#### Problem details
Show all lines holding the string "Mode".

# Recorded information start

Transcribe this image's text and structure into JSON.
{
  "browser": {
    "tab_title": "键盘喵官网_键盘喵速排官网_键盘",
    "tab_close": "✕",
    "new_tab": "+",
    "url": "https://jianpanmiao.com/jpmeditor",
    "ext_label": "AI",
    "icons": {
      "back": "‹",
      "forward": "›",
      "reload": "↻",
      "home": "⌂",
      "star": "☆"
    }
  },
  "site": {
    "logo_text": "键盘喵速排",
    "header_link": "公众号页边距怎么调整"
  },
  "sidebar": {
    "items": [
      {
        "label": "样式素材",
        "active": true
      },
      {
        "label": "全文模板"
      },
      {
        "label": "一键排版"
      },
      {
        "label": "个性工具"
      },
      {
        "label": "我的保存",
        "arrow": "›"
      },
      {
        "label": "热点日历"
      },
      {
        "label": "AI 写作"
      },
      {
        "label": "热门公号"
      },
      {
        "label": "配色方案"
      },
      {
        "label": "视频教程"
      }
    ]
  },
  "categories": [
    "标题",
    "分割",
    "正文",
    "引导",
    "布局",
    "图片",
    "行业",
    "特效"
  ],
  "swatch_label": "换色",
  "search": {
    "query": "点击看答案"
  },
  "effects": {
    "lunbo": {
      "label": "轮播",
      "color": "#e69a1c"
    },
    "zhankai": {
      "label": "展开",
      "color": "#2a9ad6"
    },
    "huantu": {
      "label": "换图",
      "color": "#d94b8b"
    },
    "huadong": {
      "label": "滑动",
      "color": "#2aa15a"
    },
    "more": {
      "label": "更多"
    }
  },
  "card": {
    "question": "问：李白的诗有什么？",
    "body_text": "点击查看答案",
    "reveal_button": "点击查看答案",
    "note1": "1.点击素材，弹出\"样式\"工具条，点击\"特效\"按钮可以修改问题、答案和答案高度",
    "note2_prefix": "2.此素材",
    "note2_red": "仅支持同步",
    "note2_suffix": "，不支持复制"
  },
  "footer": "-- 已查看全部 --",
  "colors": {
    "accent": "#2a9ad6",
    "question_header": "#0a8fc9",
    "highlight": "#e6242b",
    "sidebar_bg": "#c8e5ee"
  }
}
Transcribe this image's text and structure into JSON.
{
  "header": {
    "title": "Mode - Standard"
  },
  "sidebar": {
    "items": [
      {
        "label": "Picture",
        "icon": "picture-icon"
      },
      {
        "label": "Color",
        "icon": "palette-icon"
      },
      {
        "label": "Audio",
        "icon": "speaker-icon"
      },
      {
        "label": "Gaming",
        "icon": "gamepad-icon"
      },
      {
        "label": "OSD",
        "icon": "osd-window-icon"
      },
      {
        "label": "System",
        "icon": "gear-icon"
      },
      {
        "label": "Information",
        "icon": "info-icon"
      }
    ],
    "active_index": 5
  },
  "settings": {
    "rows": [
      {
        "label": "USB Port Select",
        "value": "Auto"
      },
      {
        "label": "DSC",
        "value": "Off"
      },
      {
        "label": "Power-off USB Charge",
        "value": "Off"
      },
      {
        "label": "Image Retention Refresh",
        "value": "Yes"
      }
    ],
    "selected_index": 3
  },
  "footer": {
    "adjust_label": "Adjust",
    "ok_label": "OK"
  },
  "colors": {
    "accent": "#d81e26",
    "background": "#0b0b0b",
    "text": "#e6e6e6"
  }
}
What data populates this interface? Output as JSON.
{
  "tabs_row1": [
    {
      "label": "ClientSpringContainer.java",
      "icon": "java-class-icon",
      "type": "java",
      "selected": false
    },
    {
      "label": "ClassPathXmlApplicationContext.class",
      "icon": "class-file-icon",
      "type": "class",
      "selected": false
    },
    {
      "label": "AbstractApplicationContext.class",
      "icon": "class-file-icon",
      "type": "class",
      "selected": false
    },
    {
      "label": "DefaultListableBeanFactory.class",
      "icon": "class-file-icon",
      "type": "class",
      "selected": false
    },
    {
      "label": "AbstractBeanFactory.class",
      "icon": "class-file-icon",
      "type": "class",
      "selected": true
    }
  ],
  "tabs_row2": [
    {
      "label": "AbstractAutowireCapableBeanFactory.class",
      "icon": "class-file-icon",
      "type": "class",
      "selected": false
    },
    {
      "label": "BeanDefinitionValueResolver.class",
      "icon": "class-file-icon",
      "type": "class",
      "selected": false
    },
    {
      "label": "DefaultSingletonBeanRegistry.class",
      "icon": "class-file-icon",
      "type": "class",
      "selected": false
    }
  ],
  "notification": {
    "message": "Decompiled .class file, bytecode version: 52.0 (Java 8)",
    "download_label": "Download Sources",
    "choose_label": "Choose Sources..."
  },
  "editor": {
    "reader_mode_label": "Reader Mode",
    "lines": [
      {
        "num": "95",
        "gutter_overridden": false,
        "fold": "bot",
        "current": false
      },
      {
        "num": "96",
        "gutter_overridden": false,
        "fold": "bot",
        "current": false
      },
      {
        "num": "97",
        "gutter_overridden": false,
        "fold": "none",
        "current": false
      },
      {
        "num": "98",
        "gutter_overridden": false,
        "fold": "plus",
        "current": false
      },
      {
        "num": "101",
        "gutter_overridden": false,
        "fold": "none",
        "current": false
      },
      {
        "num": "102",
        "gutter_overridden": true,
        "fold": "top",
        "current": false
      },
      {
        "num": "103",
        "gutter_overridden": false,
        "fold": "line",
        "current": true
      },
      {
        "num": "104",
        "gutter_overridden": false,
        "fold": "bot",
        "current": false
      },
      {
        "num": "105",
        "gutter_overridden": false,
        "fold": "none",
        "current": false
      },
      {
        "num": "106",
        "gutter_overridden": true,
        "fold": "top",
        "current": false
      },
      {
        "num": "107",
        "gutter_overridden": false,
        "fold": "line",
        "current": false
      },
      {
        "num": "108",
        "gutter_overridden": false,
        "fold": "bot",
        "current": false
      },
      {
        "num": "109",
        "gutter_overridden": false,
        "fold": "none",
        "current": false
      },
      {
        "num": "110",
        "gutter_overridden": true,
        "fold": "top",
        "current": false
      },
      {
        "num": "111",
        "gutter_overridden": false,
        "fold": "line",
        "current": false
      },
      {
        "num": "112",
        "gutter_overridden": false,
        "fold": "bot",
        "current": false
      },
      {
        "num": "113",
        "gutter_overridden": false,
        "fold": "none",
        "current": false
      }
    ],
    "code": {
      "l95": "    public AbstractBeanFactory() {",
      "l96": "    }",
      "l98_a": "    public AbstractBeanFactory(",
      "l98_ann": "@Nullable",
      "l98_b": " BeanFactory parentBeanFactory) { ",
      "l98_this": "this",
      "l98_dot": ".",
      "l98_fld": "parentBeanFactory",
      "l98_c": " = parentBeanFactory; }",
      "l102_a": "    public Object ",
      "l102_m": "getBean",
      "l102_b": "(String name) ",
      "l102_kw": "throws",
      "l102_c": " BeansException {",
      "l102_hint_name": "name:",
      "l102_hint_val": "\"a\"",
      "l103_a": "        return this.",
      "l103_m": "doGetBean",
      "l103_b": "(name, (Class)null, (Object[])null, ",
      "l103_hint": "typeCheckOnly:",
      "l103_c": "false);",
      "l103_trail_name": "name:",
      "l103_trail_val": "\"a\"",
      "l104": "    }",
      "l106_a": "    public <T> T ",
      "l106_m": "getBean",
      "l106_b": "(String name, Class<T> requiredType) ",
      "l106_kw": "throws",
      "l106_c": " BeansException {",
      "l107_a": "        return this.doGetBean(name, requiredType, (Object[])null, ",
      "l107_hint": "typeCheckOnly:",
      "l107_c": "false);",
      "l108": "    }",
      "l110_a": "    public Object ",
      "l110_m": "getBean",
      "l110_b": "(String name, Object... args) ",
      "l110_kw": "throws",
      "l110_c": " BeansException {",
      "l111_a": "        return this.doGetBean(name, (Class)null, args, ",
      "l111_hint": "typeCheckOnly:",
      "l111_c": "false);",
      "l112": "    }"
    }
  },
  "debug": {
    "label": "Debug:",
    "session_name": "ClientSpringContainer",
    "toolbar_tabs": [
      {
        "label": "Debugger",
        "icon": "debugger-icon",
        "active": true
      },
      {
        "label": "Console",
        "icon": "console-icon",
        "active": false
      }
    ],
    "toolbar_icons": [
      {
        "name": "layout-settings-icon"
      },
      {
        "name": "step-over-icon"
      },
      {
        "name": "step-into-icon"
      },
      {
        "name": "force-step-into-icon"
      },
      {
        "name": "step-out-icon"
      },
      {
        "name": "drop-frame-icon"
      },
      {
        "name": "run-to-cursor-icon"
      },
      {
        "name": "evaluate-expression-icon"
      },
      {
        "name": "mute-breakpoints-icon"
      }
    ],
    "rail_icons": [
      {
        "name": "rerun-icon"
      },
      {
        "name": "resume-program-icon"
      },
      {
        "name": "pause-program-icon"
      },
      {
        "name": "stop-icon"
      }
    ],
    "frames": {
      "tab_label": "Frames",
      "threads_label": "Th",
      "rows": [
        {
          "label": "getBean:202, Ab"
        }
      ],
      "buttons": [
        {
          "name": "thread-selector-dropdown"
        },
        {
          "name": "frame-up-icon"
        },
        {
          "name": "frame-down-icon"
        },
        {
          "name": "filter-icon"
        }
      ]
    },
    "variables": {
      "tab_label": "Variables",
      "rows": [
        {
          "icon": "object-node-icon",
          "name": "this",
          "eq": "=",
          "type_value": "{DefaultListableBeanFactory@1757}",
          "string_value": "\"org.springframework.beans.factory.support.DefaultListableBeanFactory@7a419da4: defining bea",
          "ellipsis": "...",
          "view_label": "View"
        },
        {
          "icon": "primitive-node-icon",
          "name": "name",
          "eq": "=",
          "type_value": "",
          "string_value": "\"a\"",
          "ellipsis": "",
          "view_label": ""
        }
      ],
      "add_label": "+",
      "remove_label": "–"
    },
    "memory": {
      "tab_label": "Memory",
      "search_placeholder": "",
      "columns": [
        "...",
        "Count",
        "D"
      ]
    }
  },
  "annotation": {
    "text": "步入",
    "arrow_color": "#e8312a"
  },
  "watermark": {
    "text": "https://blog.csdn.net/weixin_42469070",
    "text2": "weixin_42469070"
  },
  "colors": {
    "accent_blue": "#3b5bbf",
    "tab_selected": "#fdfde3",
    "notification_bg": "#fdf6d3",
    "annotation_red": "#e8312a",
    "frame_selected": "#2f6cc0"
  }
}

# Recorded information end

#### Answer below
    "title": "Mode - Standard"
    "reader_mode_label": "Reader Mode",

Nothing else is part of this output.